Make an exact copy of all the entries below, with the pictures left out.

• • •

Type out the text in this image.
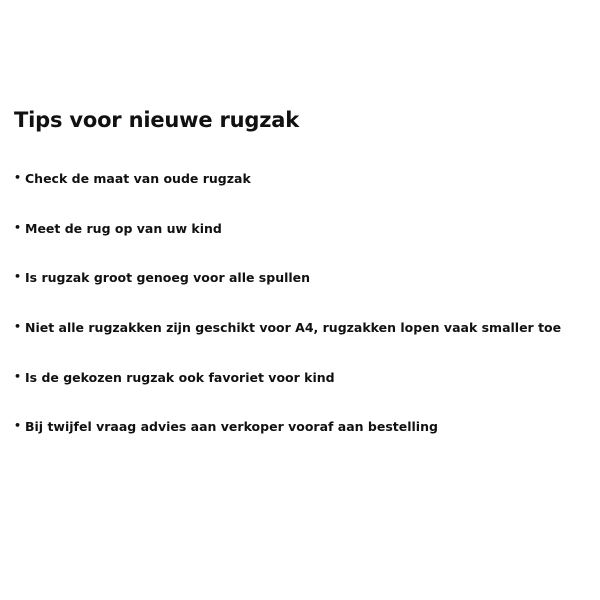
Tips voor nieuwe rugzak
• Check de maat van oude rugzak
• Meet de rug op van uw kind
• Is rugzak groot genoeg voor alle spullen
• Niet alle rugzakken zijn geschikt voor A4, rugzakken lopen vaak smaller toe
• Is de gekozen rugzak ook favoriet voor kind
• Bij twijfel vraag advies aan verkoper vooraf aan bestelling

• • •

## [Written response]
Type out the text in this image.
Tips voor nieuwe rugzak
• Check de maat van oude rugzak
• Meet de rug op van uw kind
• Is rugzak groot genoeg voor alle spullen
• Niet alle rugzakken zijn geschikt voor A4, rugzakken lopen vaak smaller toe
• Is de gekozen rugzak ook favoriet voor kind
• Bij twijfel vraag advies aan verkoper vooraf aan bestelling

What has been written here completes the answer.